━━━ Extrait ━━━

Une autre personne demande de « supprimer les dépenses somptuaires et inutiles du gouvernement (vaisselles, salles de fête, piscine), contrôler les notes de frais des députés, ministres et président ». Les obsèques payées par l’État sont aussi dénoncées.

Un autre résident donne l’exemple d’Édith Cresson, qui a été première ministre durant 11 mois au début des années 90. À 84 ans, « elle bénéficie toujours d’une retraite de 4500 euros (mensuels), d’une voiture de fonction, d’un bureau et d’un secrétaire!! », s’indigne-t-il.

Un appel à l’aide

La rue d'un petit village avec des bâtiments en ruine.Dans les cahiers de doléances, les résidents de nombreux petits villages se disent délaissés par les élus. Photo : Radio-Canada / Yanik Dumont Baron

Dans ces pages, on perçoit aussi la détresse et l’isolement des villageois. Le mouvement des gilets jaunes, c’est en partie un cri d’alarme lancé par ceux qui habitent les zones éloignées et qui constatent que les services publics s’effeuillent avec le temps.

Être jeune aujourd’hui, dans la ruralité en France, c’est se battre… aucun transport en commun, aucun moyens (sic), aucune structure. Nous sommes les premiers à agir pour la planète et les premiers à subir les taxes. Condamner la jeunesse, c’est condamner la France.

━━━ Données fournies ━━━

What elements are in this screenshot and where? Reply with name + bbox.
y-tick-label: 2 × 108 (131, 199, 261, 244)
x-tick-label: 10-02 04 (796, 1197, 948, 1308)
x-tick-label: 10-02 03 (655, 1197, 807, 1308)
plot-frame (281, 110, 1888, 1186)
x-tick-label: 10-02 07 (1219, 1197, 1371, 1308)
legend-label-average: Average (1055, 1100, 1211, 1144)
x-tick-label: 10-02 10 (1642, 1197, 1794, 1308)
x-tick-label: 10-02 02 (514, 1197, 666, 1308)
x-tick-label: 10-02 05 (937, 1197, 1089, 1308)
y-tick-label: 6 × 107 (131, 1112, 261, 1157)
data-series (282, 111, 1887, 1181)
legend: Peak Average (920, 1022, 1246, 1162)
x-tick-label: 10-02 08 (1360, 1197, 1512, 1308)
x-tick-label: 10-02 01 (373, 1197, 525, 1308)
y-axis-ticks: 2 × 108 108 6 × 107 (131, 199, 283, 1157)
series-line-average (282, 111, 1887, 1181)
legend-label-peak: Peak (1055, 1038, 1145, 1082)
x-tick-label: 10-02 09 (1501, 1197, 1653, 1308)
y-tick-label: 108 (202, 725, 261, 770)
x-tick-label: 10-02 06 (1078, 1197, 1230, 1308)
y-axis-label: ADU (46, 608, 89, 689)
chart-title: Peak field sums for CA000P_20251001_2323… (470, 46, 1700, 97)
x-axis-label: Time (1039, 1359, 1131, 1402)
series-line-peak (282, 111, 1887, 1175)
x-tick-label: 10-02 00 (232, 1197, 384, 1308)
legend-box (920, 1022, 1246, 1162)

━━━

__Exercices__.
[1] Les affirmations suivantes concordent-elles avec l'extrait ? Répondez par oui ou par non pour chacune, en citant mot pour mot les termes de l'extrait qui permettent de trancher. (a) Édith Cresson a été première ministre pendant 11 mois. (b) Les obsèques payées par l'État sont approuvées par les résidents. (c) Les jeunes vivant dans la ruralité disposent de transports en commun.
[2] Reproduisez sans rien modifier le passage de l'extrait qui va de « Une autre personne » jusqu'à « sont aussi dénoncées. » inclus.

__Réponses dans l'ordre__.
[1]
(a) Oui : « qui a été première ministre durant 11 mois au début des années 90 ».
(b) Non : « Les obsèques payées par l’État sont aussi dénoncées. »
(c) Non : « aucun transport en commun ».

[2]
Une autre personne demande de « supprimer les dépenses somptuaires et inutiles du gouvernement (vaisselles, salles de fête, piscine), contrôler les notes de frais des députés, ministres et président ». Les obsèques payées par l’État sont aussi dénoncées.